The request
Copy each line of the records that holds the string "JSON".

:: Records for this task ::

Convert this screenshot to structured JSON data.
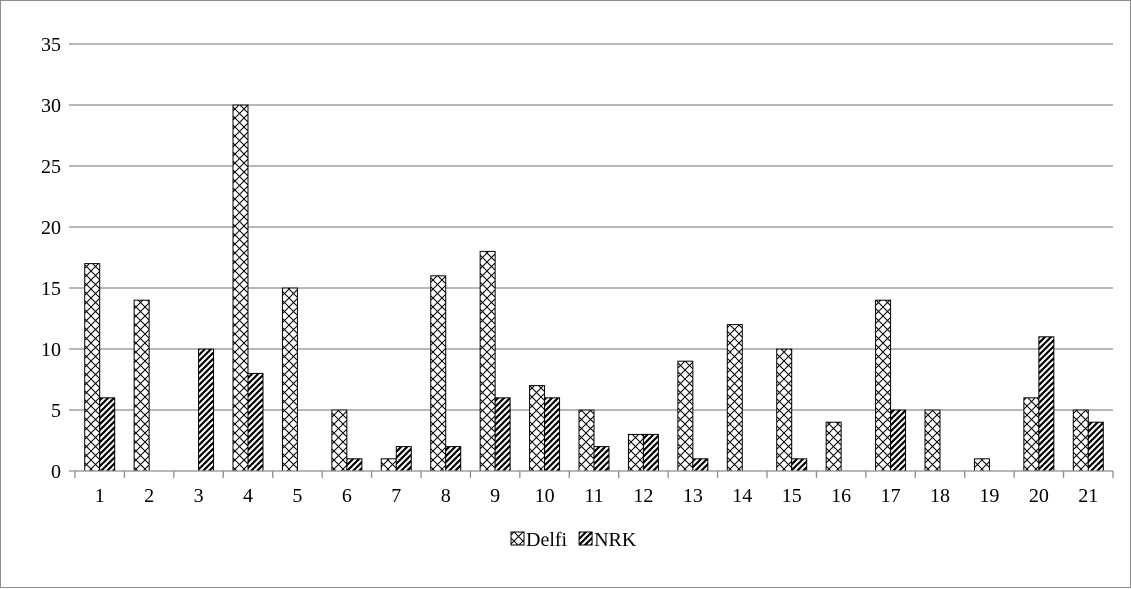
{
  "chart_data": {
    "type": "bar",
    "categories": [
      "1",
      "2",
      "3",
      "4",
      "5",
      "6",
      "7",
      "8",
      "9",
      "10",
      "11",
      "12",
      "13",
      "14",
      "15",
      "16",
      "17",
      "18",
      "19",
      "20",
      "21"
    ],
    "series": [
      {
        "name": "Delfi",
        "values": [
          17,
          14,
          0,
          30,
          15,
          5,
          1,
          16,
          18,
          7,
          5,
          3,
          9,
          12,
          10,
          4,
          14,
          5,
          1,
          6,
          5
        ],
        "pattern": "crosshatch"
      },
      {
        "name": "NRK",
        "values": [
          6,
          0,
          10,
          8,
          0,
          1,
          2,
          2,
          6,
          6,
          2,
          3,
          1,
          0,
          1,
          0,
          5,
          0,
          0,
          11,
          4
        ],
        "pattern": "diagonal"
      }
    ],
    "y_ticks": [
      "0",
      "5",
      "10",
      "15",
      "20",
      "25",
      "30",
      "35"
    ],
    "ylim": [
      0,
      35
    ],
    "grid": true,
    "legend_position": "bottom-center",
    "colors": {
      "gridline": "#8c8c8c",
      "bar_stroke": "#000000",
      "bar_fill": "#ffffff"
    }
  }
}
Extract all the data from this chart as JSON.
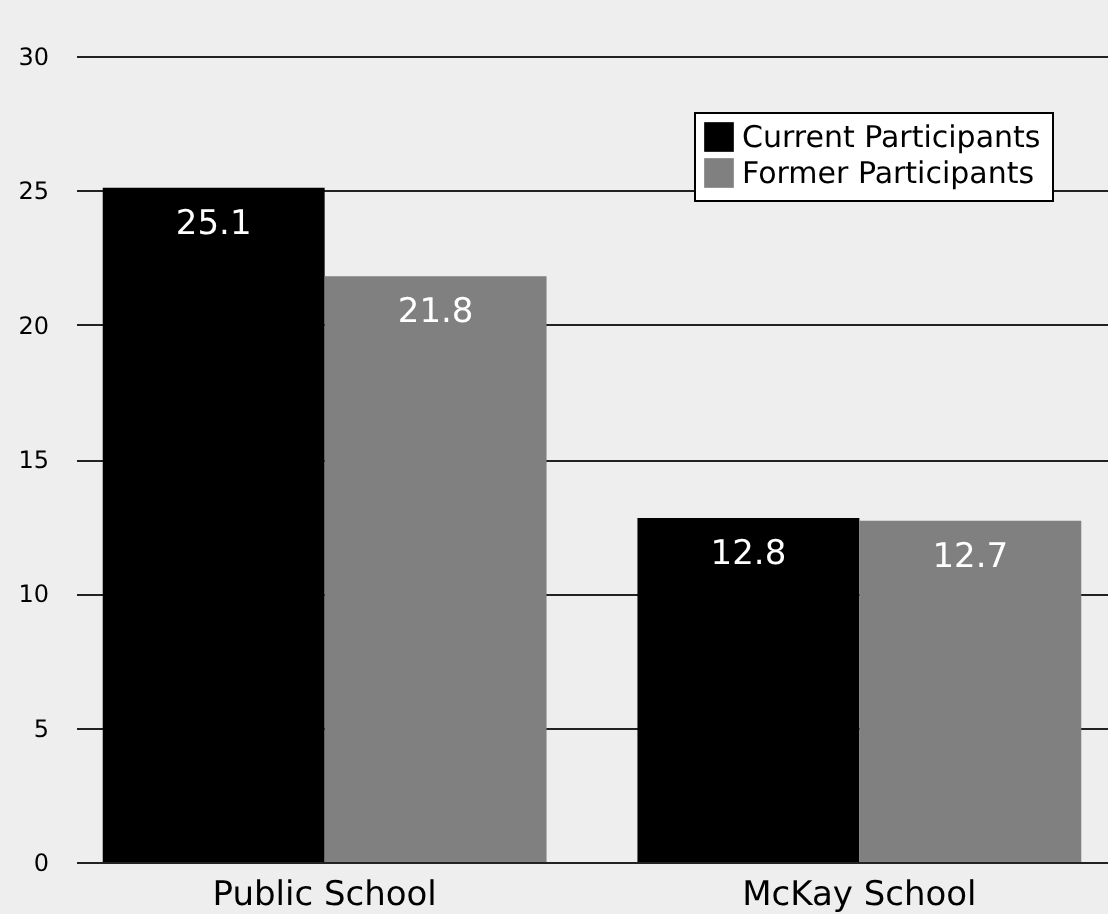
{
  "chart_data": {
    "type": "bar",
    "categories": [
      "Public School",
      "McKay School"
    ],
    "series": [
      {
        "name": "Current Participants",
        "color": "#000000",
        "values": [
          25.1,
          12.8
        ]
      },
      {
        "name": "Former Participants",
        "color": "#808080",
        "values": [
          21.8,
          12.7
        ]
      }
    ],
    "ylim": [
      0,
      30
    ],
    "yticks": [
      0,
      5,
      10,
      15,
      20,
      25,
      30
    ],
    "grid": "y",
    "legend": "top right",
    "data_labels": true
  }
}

:::
:: Records for this task ::

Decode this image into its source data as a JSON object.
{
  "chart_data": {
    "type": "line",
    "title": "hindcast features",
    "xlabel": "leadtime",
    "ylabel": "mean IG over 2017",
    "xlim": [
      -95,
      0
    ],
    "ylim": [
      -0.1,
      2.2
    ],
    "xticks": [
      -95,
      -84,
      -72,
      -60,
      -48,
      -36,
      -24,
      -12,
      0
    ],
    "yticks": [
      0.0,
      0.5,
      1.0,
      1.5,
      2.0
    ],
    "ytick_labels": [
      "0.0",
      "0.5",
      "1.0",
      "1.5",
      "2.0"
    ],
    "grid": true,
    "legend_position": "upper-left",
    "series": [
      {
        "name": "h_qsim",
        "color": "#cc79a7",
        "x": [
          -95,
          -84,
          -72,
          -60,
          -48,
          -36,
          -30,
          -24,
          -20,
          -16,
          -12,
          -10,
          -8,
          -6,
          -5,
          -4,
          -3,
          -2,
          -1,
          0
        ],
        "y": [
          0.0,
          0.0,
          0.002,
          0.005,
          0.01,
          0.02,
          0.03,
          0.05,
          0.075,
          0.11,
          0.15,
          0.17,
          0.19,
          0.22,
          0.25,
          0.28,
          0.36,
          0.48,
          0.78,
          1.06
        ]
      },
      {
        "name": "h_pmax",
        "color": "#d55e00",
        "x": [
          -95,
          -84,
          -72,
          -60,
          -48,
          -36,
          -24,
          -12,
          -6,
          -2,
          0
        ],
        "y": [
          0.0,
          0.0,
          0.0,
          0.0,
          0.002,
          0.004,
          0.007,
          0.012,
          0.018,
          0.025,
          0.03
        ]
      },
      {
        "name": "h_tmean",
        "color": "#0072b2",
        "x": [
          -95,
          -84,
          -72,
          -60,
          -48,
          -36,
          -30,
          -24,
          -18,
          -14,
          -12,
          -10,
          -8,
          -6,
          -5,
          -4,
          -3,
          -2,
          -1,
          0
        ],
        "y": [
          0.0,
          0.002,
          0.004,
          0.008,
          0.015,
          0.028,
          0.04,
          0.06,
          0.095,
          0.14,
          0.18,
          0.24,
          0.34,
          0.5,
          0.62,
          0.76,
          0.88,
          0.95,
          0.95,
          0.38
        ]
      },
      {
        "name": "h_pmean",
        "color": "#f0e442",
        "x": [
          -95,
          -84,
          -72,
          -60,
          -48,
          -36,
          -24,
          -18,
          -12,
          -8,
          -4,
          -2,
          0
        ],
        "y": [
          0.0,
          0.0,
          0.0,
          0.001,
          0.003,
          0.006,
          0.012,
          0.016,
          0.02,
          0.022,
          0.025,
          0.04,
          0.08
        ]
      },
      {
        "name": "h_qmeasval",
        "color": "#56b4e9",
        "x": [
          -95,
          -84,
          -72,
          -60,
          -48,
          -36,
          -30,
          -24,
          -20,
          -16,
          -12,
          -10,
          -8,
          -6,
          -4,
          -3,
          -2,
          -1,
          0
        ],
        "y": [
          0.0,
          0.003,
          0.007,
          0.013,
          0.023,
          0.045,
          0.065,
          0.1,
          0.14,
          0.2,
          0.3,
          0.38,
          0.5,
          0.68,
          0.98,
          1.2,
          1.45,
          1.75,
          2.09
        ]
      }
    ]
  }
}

:::

Answer to the exercise
Convert this screenshot to structured JSON data.
Extract all the data from this chart as JSON.
Decode this image into its source data as a JSON object.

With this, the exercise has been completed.